Dataset items:
=-=-=

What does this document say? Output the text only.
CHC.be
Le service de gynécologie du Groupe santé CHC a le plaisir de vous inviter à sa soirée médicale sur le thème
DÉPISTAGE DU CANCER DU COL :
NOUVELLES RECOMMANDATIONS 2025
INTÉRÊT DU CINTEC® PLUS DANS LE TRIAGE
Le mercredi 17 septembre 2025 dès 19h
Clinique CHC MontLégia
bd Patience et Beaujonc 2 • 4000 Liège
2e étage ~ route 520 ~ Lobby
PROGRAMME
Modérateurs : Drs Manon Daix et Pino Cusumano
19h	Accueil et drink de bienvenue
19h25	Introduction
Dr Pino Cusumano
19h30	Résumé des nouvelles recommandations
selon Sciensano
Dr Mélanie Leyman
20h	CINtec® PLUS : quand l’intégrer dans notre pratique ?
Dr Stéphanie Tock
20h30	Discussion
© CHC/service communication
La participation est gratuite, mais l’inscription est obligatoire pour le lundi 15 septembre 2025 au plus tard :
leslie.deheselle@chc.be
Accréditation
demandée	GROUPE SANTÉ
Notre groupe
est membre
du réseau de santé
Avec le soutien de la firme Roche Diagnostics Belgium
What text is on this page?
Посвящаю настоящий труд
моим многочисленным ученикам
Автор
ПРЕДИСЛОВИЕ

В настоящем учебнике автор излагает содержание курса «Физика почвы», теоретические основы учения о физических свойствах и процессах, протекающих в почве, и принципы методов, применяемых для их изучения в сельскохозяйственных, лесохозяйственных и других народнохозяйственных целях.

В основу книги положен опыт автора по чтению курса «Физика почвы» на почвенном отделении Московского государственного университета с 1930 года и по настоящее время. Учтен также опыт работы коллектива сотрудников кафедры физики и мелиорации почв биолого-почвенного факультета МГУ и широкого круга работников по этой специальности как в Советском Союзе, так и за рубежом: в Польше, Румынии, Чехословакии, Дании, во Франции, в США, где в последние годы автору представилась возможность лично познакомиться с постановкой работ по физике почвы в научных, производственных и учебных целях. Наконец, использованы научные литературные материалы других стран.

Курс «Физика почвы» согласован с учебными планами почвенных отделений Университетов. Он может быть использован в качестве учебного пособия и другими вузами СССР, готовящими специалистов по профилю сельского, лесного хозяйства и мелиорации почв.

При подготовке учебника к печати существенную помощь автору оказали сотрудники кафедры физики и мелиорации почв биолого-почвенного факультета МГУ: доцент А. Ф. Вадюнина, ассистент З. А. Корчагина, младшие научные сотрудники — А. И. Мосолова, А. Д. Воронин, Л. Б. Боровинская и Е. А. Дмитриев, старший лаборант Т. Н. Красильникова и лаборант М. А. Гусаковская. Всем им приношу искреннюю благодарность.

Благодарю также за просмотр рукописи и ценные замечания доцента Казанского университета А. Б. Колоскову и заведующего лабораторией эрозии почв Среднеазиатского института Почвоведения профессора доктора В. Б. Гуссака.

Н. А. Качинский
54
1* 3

=-=-=

→ **What you will do**
Extract every line containing the string "курса" from the data above.

→ **Answer to this exercise**
В настоящем учебнике автор излагает содержание курса «Физика почвы», теоретические основы учения о физических свойствах и процессах, протекающих в почве, и принципы методов, применяемых для их изучения в сельскохозяйственных, лесохозяйственных и других народнохозяйственных целях.
В основу книги положен опыт автора по чтению курса «Физика почвы» на почвенном отделении Московского государственного университета с 1930 года и по настоящее время. Учтен также опыт работы коллектива сотрудников кафедры физики и мелиорации почв биолого-почвенного факультета МГУ и широкого круга работников по этой специальности как в Советском Союзе, так и за рубежом: в Польше, Румынии, Чехословакии, Дании, во Франции, в США, где в последние годы автору представилась возможность лично познакомиться с постановкой работ по физике почвы в научных, производственных и учебных целях. Наконец, использованы научные литературные материалы других стран.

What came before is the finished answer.